Locate every line below that contains the word "xyzflyers" and copy it.

━━━━━━━━━━━━━━━━

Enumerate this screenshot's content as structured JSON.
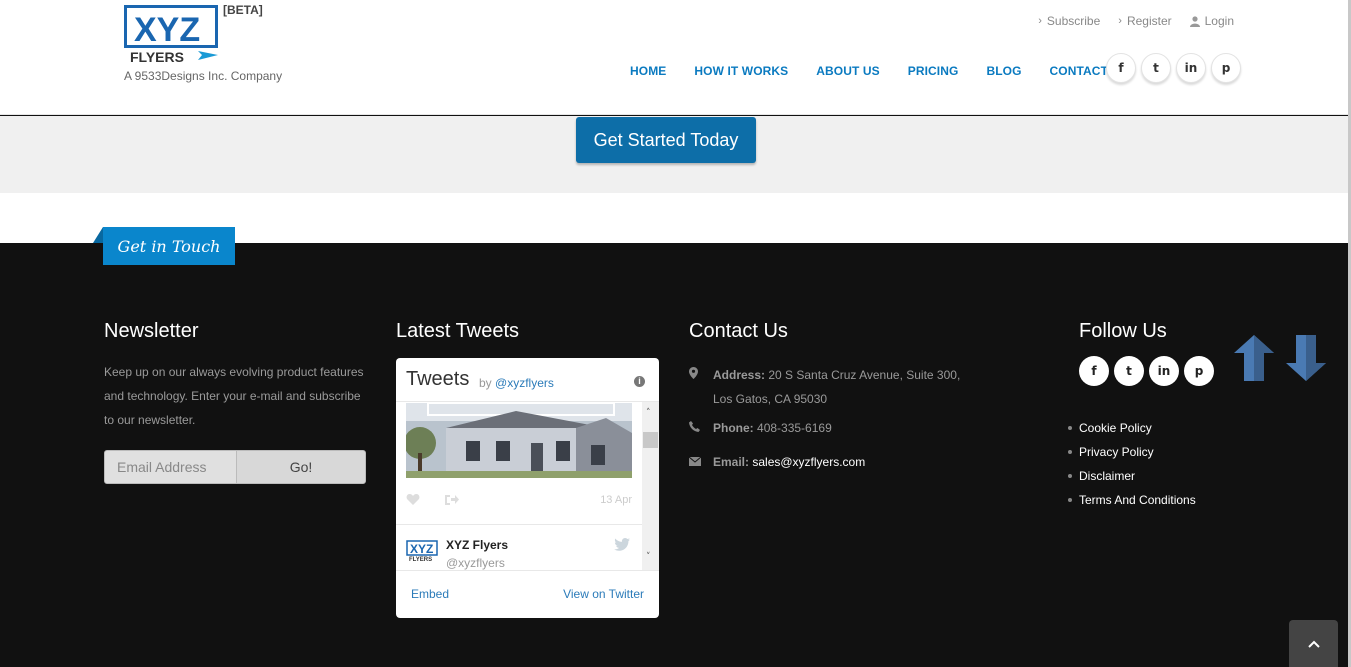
{
  "header": {
    "logo_text": "XYZ FLYERS",
    "beta": "[BETA]",
    "tagline": "A 9533Designs Inc. Company",
    "top_links": [
      {
        "label": "Subscribe",
        "icon": "chevron-right-icon"
      },
      {
        "label": "Register",
        "icon": "chevron-right-icon"
      },
      {
        "label": "Login",
        "icon": "user-icon"
      }
    ],
    "nav": [
      "HOME",
      "HOW IT WORKS",
      "ABOUT US",
      "PRICING",
      "BLOG",
      "CONTACT"
    ],
    "social": [
      {
        "icon": "facebook-icon",
        "glyph": "f"
      },
      {
        "icon": "twitter-icon",
        "glyph": "t"
      },
      {
        "icon": "linkedin-icon",
        "glyph": "in"
      },
      {
        "icon": "pinterest-icon",
        "glyph": "p"
      }
    ]
  },
  "cta": {
    "label": "Get Started Today"
  },
  "footer": {
    "get_in_touch": "Get in Touch",
    "newsletter": {
      "title": "Newsletter",
      "text": "Keep up on our always evolving product features and technology. Enter your e-mail and subscribe to our newsletter.",
      "placeholder": "Email Address",
      "button": "Go!"
    },
    "tweets": {
      "title": "Latest Tweets",
      "widget_title": "Tweets",
      "by": "by",
      "handle": "@xyzflyers",
      "date": "13 Apr",
      "author_name": "XYZ Flyers",
      "author_handle": "@xyzflyers",
      "embed": "Embed",
      "view": "View on Twitter"
    },
    "contact": {
      "title": "Contact Us",
      "address_label": "Address:",
      "address_line1": "20 S Santa Cruz Avenue, Suite 300,",
      "address_line2": "Los Gatos, CA 95030",
      "phone_label": "Phone:",
      "phone": "408-335-6169",
      "email_label": "Email:",
      "email": "sales@xyzflyers.com"
    },
    "follow": {
      "title": "Follow Us",
      "links": [
        "Cookie Policy",
        "Privacy Policy",
        "Disclaimer",
        "Terms And Conditions"
      ]
    }
  },
  "colors": {
    "accent": "#0a7ac0",
    "cta": "#0d6ea8",
    "badge": "#0a86cc",
    "footer_bg": "#111111"
  }
}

━━━━━━━━━━━━━━━━

WRITTEN REPLY:
      "handle": "@xyzflyers",
      "author_handle": "@xyzflyers",
      "email": "sales@xyzflyers.com"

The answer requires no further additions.